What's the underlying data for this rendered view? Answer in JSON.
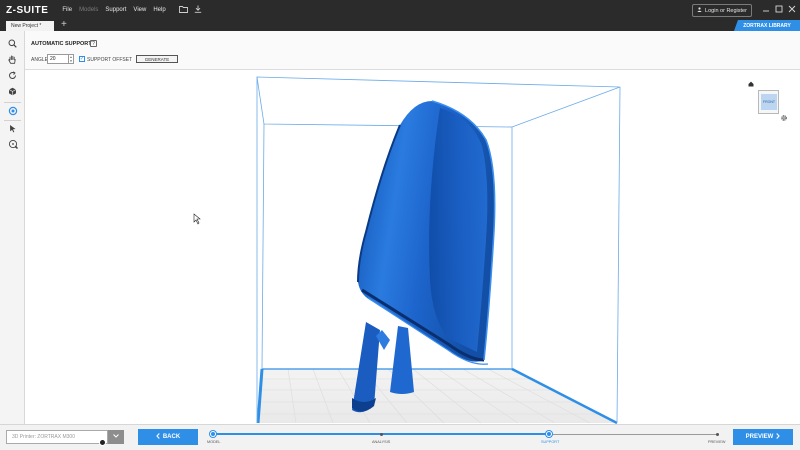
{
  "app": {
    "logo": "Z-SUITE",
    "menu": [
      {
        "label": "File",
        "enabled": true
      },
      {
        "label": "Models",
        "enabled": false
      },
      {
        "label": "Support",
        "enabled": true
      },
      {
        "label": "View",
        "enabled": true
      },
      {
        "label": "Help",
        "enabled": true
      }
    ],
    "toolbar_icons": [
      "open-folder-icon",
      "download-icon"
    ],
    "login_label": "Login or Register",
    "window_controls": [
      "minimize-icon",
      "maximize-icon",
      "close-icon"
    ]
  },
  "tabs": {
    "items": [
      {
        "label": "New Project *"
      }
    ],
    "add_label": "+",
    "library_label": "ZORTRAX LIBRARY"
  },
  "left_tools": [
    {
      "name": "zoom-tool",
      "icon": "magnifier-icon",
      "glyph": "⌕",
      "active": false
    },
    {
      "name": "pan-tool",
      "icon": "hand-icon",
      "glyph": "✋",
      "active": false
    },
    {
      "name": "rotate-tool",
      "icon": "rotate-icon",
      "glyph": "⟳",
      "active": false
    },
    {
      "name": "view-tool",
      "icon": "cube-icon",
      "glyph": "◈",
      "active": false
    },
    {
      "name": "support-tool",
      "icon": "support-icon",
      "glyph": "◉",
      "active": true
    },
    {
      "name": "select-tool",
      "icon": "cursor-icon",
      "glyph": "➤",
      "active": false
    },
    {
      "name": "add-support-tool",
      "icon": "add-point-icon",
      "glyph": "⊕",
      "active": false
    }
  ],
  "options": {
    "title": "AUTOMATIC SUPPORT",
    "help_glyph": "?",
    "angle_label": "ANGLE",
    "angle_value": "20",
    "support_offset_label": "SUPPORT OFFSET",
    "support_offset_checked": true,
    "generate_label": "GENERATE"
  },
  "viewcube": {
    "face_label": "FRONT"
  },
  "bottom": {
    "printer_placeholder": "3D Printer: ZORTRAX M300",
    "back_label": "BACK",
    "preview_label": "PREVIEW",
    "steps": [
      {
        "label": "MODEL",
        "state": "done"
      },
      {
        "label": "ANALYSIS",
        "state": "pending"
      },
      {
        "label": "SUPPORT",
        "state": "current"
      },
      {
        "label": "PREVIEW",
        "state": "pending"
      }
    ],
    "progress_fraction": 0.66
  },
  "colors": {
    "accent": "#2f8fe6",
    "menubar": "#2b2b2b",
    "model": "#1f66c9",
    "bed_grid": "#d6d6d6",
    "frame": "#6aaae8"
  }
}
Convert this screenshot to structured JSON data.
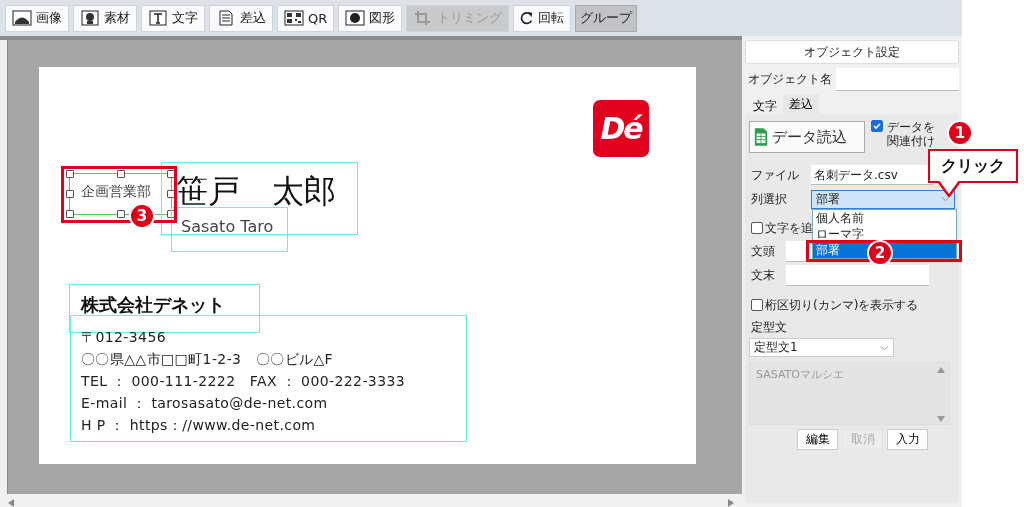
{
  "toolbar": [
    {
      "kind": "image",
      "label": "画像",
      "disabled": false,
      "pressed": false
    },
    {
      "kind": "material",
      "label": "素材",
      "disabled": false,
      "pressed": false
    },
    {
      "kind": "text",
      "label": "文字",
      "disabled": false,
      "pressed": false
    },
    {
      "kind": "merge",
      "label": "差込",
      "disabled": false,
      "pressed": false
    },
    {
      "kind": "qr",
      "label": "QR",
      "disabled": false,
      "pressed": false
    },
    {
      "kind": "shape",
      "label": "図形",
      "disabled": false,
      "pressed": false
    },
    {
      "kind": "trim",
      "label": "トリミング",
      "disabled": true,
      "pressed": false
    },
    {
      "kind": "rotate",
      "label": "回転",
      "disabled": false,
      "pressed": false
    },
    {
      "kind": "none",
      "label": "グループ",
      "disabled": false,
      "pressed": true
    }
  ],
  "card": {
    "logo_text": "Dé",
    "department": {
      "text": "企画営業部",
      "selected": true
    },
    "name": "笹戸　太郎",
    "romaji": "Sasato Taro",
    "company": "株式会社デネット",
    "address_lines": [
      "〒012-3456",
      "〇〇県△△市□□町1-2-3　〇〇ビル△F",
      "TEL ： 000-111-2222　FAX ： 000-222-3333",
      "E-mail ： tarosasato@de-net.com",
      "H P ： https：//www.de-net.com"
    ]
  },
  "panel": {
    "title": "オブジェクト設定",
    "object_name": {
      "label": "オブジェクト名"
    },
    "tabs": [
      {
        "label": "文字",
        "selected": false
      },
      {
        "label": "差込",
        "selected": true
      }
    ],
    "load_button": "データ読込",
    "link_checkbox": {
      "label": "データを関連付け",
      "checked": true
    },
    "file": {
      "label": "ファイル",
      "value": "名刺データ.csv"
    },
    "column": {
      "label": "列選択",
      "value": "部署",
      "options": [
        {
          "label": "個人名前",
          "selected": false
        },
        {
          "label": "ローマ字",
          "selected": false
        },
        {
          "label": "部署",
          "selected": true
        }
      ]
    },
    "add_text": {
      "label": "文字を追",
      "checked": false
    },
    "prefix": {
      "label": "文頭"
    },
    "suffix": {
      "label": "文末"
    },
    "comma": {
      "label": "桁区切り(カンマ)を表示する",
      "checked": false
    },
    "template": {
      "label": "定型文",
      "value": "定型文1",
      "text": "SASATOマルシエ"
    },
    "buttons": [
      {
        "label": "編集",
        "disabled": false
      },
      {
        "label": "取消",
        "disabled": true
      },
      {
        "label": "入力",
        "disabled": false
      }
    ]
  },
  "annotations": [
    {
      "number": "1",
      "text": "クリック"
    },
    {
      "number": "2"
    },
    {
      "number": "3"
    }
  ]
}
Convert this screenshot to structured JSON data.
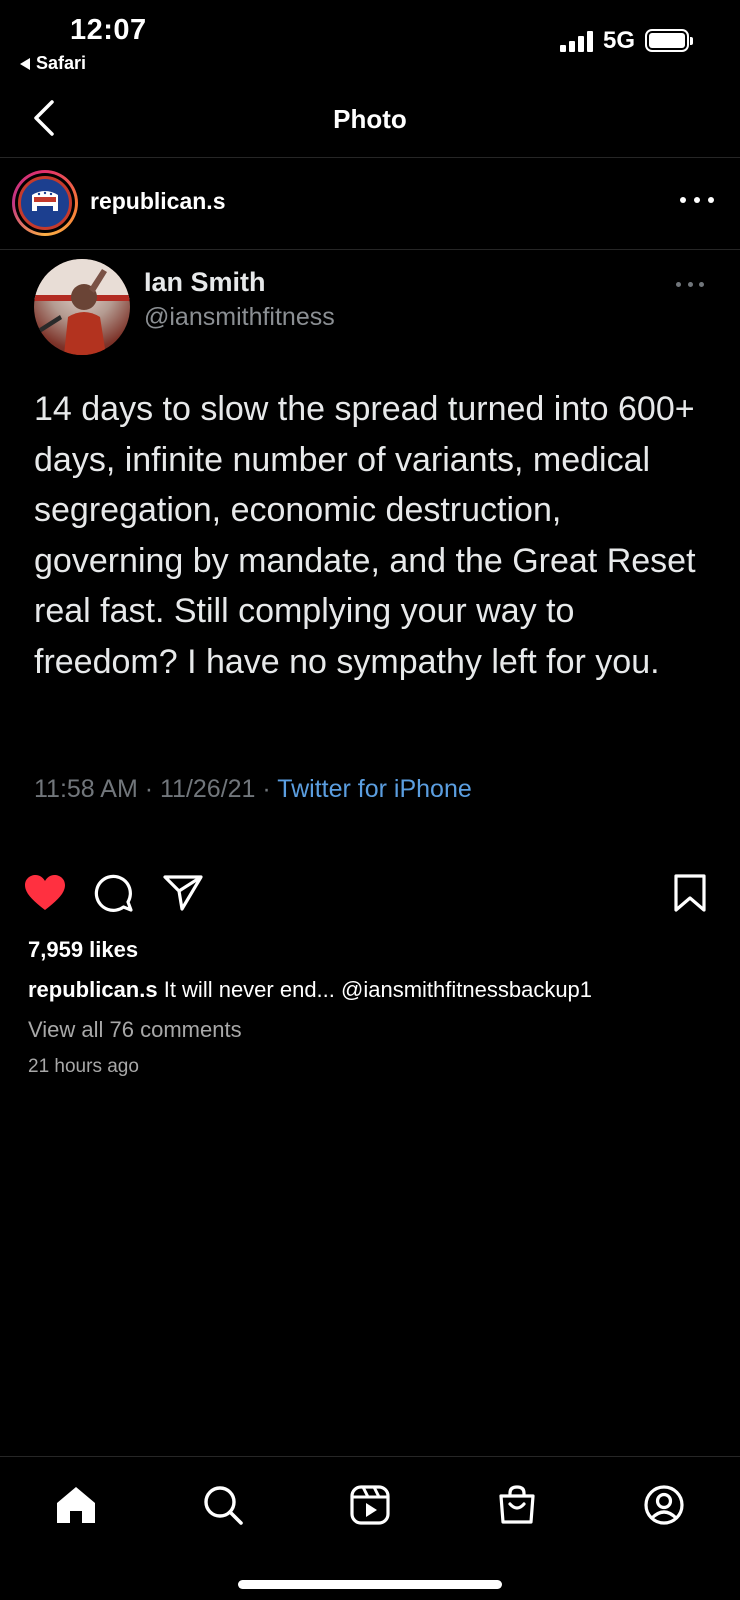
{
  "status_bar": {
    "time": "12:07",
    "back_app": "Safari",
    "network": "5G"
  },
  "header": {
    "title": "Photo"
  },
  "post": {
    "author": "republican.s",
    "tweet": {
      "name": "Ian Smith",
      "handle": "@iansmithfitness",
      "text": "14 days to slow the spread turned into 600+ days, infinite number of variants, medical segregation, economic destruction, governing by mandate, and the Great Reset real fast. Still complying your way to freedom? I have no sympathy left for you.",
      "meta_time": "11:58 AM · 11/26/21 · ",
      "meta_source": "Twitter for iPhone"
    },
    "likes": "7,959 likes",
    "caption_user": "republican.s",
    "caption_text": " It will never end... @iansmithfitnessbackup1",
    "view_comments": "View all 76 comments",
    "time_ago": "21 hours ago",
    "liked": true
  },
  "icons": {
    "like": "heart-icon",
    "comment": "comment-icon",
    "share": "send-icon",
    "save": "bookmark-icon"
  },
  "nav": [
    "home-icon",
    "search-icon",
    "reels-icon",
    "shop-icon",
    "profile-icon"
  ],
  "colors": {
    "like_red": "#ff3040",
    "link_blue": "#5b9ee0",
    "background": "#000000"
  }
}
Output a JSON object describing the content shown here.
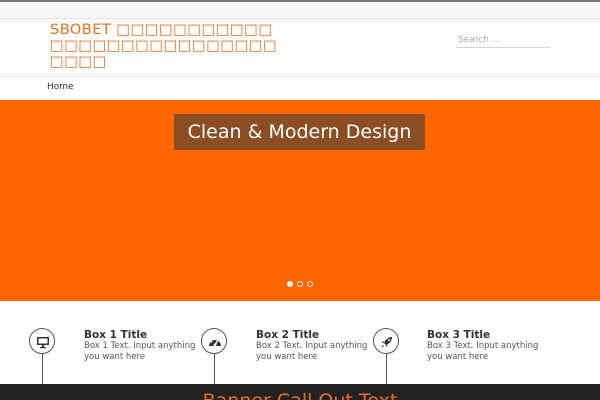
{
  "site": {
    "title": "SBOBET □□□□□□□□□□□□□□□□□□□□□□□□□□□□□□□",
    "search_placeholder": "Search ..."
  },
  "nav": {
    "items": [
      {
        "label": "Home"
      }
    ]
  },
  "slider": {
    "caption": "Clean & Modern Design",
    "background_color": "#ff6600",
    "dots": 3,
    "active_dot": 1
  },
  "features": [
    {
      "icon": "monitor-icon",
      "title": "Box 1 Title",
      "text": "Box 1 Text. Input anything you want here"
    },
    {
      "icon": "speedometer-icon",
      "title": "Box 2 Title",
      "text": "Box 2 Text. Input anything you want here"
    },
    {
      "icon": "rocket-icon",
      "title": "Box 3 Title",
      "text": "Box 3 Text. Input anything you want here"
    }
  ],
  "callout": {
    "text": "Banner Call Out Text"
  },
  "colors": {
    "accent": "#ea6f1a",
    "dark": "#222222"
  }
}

————————

__Exercise directions__
Report how many lines of the data hold the string "ZORTRAX"; give only the number.

__Full answer__
2